Exercise prompt
Begin the copy at the line containing "What's the underlying" and end it at the final line of the material below, reproducing each line exactly, without images.

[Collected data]
────────────────────

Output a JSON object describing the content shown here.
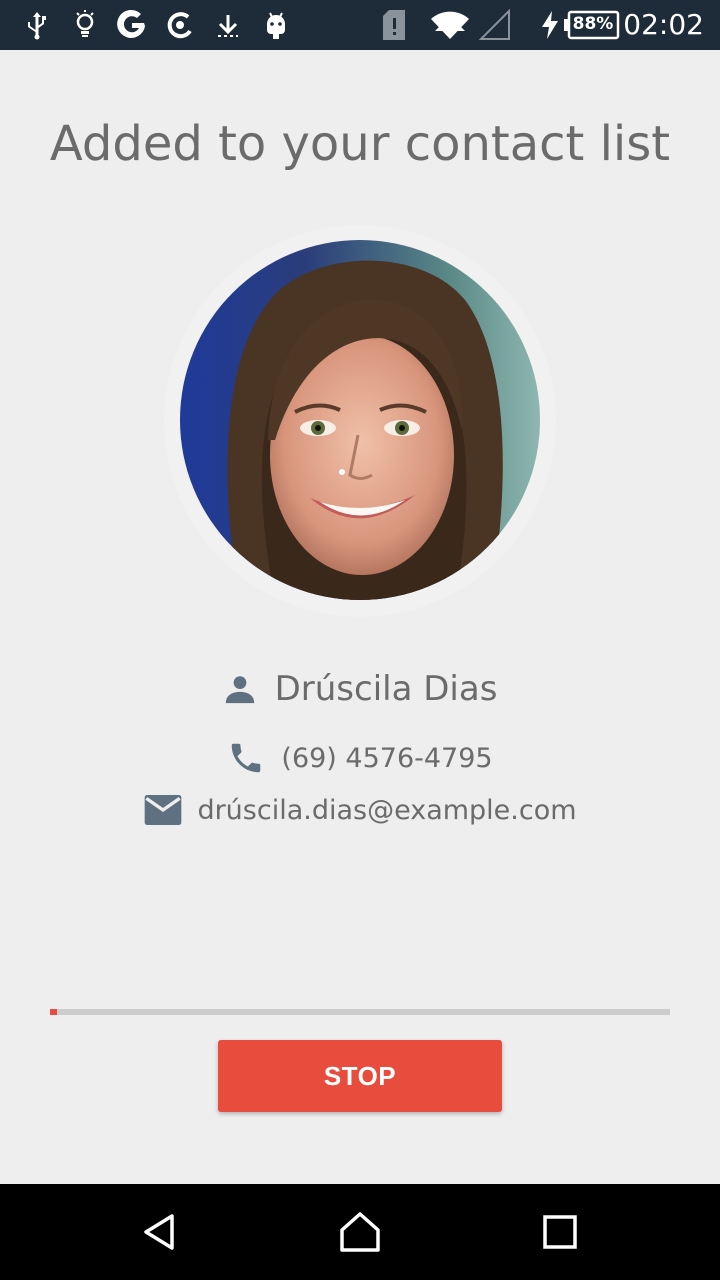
{
  "status_bar": {
    "time": "02:02",
    "battery_percent": "88%",
    "icons": [
      "usb-icon",
      "lightbulb-icon",
      "google-icon",
      "google-c-icon",
      "download-icon",
      "android-icon",
      "sim-alert-icon",
      "wifi-icon",
      "signal-empty-icon",
      "charging-bolt-icon",
      "battery-icon"
    ]
  },
  "page": {
    "title": "Added to your contact list"
  },
  "contact": {
    "name": "Drúscila Dias",
    "phone": "(69) 4576-4795",
    "email": "drúscila.dias@example.com",
    "photo_alt": "contact photo"
  },
  "progress": {
    "fraction": 0.012
  },
  "actions": {
    "stop_label": "STOP"
  },
  "nav_bar": {
    "icons": [
      "back-icon",
      "home-icon",
      "recents-icon"
    ]
  },
  "colors": {
    "accent": "#e84c3d",
    "status_bar": "#1e2b38",
    "background": "#eeeeee",
    "icon_gray": "#5f7080",
    "text_gray": "#6b6b6b"
  }
}
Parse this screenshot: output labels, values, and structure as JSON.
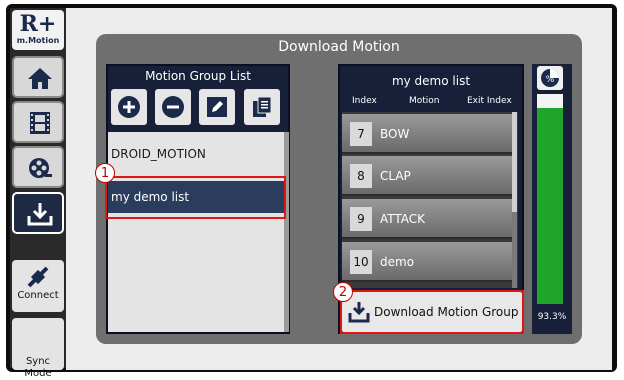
{
  "app": {
    "logo_text": "R+",
    "logo_subtext": "m.Motion"
  },
  "sidebar": {
    "nav": [
      {
        "icon": "home-icon",
        "active": false
      },
      {
        "icon": "film-icon",
        "active": false
      },
      {
        "icon": "film-reel-icon",
        "active": false
      },
      {
        "icon": "download-icon",
        "active": true
      }
    ],
    "connect_label": "Connect",
    "sync_mode_label": "Sync\nMode"
  },
  "panel": {
    "title": "Download Motion"
  },
  "group_list": {
    "title": "Motion Group List",
    "items": [
      {
        "label": "DROID_MOTION",
        "selected": false
      },
      {
        "label": "my demo list",
        "selected": true
      }
    ]
  },
  "motion_list": {
    "title": "my demo list",
    "columns": [
      "Index",
      "Motion",
      "Exit Index"
    ],
    "rows": [
      {
        "index": "7",
        "name": "BOW"
      },
      {
        "index": "8",
        "name": "CLAP"
      },
      {
        "index": "9",
        "name": "ATTACK"
      },
      {
        "index": "10",
        "name": "demo"
      }
    ]
  },
  "download_button": {
    "label": "Download Motion Group"
  },
  "gauge": {
    "percent_text": "93.3%",
    "fill_fraction": 0.933,
    "icon_label": "%"
  },
  "annotations": {
    "badge_1": "1",
    "badge_2": "2"
  },
  "colors": {
    "accent_red": "#e01515",
    "selected_bg": "#2b3d5c",
    "gauge_green": "#1fa62a"
  }
}
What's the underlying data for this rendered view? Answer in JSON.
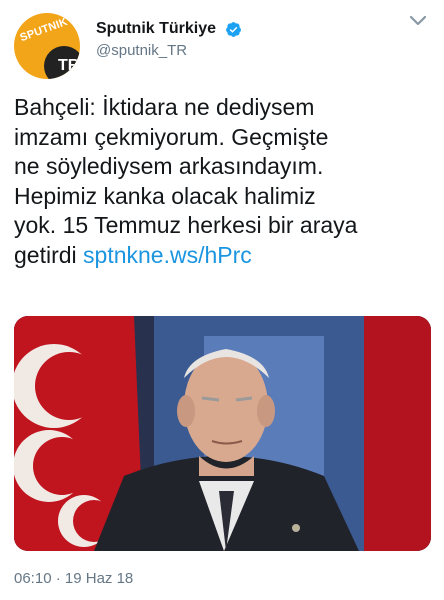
{
  "account": {
    "display_name": "Sputnik Türkiye",
    "handle": "@sputnik_TR",
    "avatar_logo_text": "SPUTNIK",
    "avatar_badge_text": "TR",
    "verified_icon": "verified-badge-icon",
    "brand_color": "#f3a51a"
  },
  "tweet": {
    "text": "Bahçeli: İktidara ne dediysem\nimzamı çekmiyorum. Geçmişte\nne söylediysem arkasındayım.\nHepimiz kanka olacak halimiz\nyok. 15 Temmuz herkesi bir araya\ngetirdi ",
    "link_text": "sptnkne.ws/hPrc",
    "link_color": "#1b95e0",
    "time": "06:10",
    "separator": "·",
    "date": "19 Haz 18"
  },
  "media": {
    "description_icon": "tv-interview-photo"
  },
  "menu": {
    "icon": "chevron-down-icon"
  }
}
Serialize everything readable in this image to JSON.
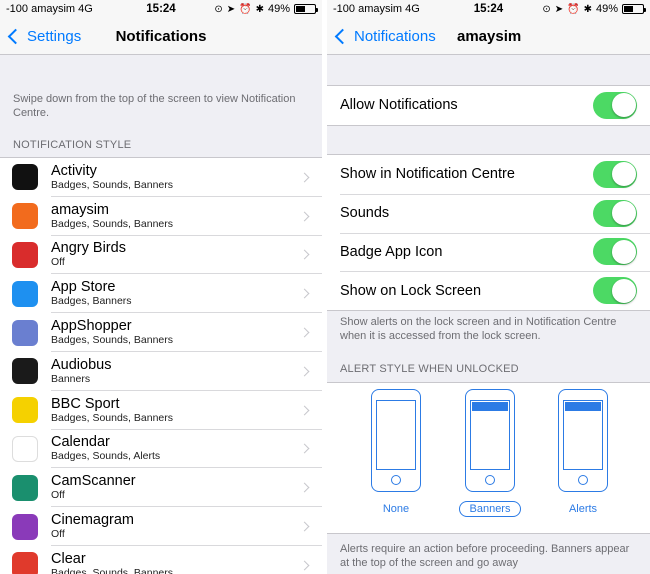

────────────────────

Exercise output
What's the underlying data for this rendered view? Answer in JSON.
{
  "account": {
    "display_name": "Sputnik Türkiye",
    "handle": "@sputnik_TR",
    "avatar_logo_text": "SPUTNIK",
    "avatar_badge_text": "TR",
    "verified_icon": "verified-badge-icon",
    "brand_color": "#f3a51a"
  },
  "tweet": {
    "text": "Bahçeli: İktidara ne dediysem\nimzamı çekmiyorum. Geçmişte\nne söylediysem arkasındayım.\nHepimiz kanka olacak halimiz\nyok. 15 Temmuz herkesi bir araya\ngetirdi ",
    "link_text": "sptnkne.ws/hPrc",
    "link_color": "#1b95e0",
    "time": "06:10",
    "separator": "·",
    "date": "19 Haz 18"
  },
  "media": {
    "description_icon": "tv-interview-photo"
  },
  "menu": {
    "icon": "chevron-down-icon"
  }
}
Serialize everything readable in this image to JSON.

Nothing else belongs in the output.